**Stored rows**
******************************

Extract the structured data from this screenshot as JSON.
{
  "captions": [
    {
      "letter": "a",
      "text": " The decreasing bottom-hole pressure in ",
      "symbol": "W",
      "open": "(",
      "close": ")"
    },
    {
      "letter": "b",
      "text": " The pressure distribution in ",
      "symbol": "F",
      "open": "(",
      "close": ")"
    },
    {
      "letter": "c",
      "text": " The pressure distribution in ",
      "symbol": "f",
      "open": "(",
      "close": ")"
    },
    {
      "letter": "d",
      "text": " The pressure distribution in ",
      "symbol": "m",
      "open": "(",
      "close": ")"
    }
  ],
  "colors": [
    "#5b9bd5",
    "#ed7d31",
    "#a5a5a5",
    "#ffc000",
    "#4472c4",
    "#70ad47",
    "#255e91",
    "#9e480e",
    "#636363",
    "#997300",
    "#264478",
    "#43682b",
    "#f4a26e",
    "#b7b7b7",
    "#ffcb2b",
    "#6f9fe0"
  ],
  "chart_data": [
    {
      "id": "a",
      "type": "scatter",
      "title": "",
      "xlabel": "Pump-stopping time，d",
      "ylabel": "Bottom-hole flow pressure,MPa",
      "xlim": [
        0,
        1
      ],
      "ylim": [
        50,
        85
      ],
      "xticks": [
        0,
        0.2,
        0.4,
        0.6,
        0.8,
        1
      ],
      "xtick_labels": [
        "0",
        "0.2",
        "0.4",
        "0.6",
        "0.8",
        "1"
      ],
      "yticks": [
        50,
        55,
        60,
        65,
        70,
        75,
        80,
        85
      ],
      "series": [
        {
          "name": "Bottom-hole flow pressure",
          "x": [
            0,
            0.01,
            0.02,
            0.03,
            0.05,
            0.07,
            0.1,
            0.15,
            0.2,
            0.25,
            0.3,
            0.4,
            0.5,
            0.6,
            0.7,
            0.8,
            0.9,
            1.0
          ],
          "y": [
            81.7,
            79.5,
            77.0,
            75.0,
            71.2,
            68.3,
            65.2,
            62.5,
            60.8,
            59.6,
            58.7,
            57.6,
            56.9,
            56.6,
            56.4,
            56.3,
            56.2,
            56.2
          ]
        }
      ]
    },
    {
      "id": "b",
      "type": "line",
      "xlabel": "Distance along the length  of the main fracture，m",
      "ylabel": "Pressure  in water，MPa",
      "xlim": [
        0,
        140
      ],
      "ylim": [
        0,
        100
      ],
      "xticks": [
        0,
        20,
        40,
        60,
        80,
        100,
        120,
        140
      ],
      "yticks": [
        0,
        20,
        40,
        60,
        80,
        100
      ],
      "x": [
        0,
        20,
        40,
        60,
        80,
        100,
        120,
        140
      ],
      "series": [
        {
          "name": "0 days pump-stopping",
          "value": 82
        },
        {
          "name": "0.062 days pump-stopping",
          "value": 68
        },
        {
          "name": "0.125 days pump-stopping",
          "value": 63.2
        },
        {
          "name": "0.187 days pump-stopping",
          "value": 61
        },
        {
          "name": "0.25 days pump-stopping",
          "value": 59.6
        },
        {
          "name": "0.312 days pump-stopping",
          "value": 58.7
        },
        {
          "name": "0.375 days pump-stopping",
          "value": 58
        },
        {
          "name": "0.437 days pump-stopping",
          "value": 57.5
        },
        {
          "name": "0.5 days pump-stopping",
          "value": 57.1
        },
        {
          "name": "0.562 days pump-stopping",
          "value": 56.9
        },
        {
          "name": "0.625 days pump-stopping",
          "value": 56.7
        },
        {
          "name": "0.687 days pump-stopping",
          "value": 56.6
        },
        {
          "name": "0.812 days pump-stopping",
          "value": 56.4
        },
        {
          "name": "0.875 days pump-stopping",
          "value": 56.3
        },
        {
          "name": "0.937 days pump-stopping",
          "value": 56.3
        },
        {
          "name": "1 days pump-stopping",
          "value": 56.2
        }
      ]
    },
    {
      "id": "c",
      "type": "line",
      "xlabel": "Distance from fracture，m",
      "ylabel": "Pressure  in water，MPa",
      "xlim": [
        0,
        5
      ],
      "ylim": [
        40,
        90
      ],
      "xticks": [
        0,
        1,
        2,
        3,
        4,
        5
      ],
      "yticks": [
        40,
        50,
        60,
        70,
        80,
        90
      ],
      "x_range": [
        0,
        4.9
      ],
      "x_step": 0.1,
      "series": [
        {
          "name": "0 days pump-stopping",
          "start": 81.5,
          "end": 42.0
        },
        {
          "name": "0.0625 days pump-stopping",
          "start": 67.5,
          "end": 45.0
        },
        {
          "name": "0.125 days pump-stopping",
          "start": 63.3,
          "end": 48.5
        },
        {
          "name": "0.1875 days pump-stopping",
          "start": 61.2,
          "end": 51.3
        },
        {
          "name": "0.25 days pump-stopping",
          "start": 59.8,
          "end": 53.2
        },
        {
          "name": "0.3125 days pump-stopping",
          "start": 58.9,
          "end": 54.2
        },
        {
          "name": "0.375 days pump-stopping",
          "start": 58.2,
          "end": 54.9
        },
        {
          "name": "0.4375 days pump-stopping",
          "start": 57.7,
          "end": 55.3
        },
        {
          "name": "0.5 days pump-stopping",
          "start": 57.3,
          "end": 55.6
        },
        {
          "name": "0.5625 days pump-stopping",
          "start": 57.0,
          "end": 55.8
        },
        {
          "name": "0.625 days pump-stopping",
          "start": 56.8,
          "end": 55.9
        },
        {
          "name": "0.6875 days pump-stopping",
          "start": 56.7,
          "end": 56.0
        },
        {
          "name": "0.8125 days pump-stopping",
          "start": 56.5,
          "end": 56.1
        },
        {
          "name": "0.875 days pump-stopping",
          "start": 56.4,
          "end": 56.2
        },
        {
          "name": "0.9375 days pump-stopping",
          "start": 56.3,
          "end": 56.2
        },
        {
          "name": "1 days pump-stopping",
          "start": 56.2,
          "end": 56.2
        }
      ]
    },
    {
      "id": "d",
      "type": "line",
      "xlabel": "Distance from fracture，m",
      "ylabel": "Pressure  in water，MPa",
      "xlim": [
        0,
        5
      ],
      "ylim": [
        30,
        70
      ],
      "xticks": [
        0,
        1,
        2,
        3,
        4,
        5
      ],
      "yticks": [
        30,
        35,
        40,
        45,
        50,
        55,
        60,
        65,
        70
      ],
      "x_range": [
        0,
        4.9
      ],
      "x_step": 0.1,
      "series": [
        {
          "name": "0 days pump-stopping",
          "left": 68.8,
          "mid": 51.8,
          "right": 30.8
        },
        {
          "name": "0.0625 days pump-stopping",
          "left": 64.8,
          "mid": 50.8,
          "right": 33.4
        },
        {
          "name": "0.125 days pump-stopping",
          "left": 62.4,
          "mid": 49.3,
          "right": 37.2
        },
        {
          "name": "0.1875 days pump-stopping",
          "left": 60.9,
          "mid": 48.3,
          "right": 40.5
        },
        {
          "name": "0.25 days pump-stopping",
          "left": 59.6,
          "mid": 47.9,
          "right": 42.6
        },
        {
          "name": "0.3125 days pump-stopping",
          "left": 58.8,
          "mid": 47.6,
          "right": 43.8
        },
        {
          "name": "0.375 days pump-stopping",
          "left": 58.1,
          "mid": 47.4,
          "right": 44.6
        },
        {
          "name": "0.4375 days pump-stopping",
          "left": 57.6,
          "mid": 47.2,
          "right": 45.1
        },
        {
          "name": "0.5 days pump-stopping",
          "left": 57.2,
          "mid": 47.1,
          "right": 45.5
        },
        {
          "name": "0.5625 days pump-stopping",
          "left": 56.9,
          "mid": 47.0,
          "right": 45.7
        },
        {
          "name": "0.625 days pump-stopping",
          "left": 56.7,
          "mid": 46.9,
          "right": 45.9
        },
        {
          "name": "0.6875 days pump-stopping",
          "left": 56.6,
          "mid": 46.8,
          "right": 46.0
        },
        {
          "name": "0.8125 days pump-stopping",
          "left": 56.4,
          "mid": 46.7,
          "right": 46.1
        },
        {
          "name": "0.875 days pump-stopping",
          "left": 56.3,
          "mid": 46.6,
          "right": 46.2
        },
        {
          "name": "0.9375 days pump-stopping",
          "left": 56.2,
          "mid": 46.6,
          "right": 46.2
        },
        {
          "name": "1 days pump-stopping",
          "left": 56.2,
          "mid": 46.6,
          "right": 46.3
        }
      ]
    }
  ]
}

******************************

**Problem description**
Check each line of the entries for the string "hole". Copy the lines that have it.

**Correct output**
      "text": " The decreasing bottom-hole pressure in ",
      "ylabel": "Bottom-hole flow pressure,MPa",
          "name": "Bottom-hole flow pressure",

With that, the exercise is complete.